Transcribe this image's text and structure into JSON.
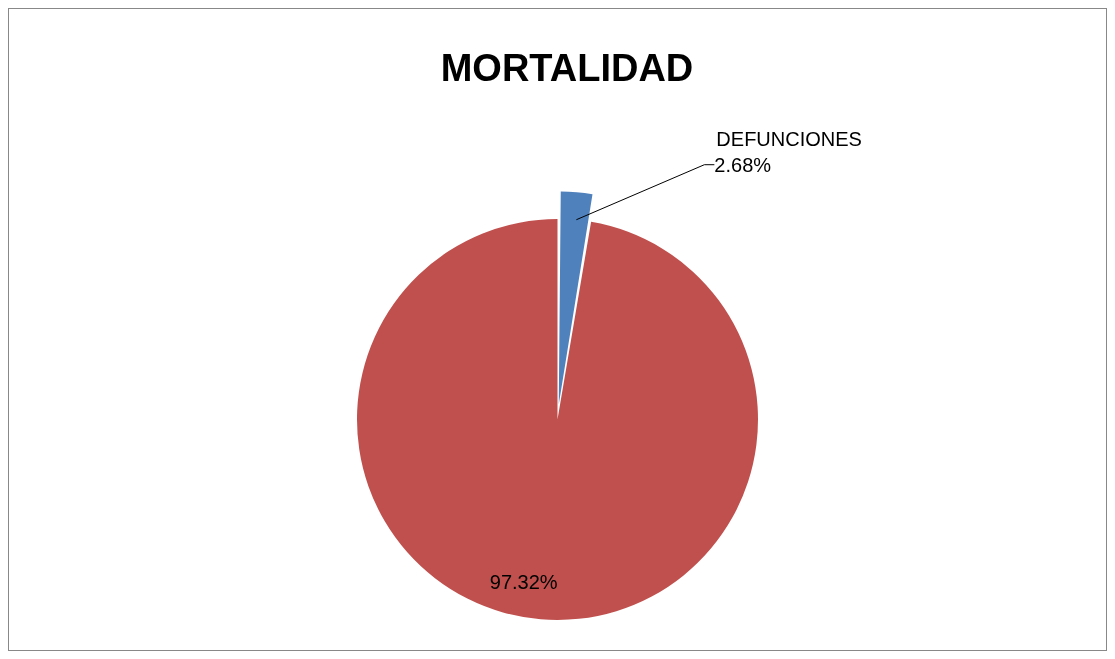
{
  "chart_data": {
    "type": "pie",
    "title": "MORTALIDAD",
    "categories": [
      "DEFUNCIONES",
      null
    ],
    "values": [
      2.68,
      97.32
    ],
    "colors": [
      "#4f81bd",
      "#c0504d"
    ],
    "value_labels": [
      "2.68%",
      "97.32%"
    ],
    "legend": false
  }
}
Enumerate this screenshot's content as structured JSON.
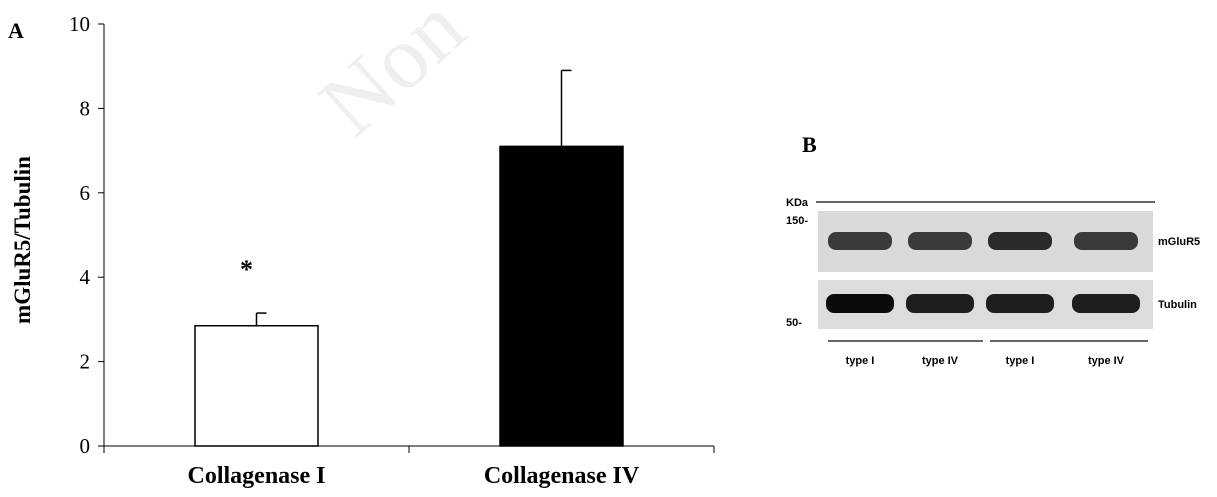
{
  "panels": {
    "a_label": "A",
    "b_label": "B"
  },
  "watermark": "Non",
  "chart_data": {
    "type": "bar",
    "categories": [
      "Collagenase I",
      "Collagenase IV"
    ],
    "values": [
      2.85,
      7.1
    ],
    "errors": [
      0.3,
      1.8
    ],
    "ylabel": "mGluR5/Tubulin",
    "ylim": [
      0,
      10
    ],
    "yticks": [
      "0",
      "2",
      "4",
      "6",
      "8",
      "10"
    ],
    "bar_colors": [
      "#ffffff",
      "#000000"
    ],
    "significance": [
      {
        "category": "Collagenase I",
        "symbol": "*"
      }
    ],
    "grid": false,
    "legend": "none"
  },
  "blot": {
    "kda_label": "KDa",
    "markers": [
      "150-",
      "50-"
    ],
    "band_labels": [
      "mGluR5",
      "Tubulin"
    ],
    "lanes": [
      "type I",
      "type IV",
      "type I",
      "type IV"
    ]
  }
}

→ **THE EXERCISE**:
All of the records need repeating exactly, except for the pictures.

→ **THE REPLY**:
Transcribe this image's text and structure into JSON.
{
  "chart_data": {
    "type": "pie",
    "title": "MORTALIDAD",
    "categories": [
      "DEFUNCIONES",
      null
    ],
    "values": [
      2.68,
      97.32
    ],
    "colors": [
      "#4f81bd",
      "#c0504d"
    ],
    "value_labels": [
      "2.68%",
      "97.32%"
    ],
    "legend": false
  }
}
Enumerate this screenshot's content as structured JSON.
{
  "panels": {
    "a_label": "A",
    "b_label": "B"
  },
  "watermark": "Non",
  "chart_data": {
    "type": "bar",
    "categories": [
      "Collagenase I",
      "Collagenase IV"
    ],
    "values": [
      2.85,
      7.1
    ],
    "errors": [
      0.3,
      1.8
    ],
    "ylabel": "mGluR5/Tubulin",
    "ylim": [
      0,
      10
    ],
    "yticks": [
      "0",
      "2",
      "4",
      "6",
      "8",
      "10"
    ],
    "bar_colors": [
      "#ffffff",
      "#000000"
    ],
    "significance": [
      {
        "category": "Collagenase I",
        "symbol": "*"
      }
    ],
    "grid": false,
    "legend": "none"
  },
  "blot": {
    "kda_label": "KDa",
    "markers": [
      "150-",
      "50-"
    ],
    "band_labels": [
      "mGluR5",
      "Tubulin"
    ],
    "lanes": [
      "type I",
      "type IV",
      "type I",
      "type IV"
    ]
  }
}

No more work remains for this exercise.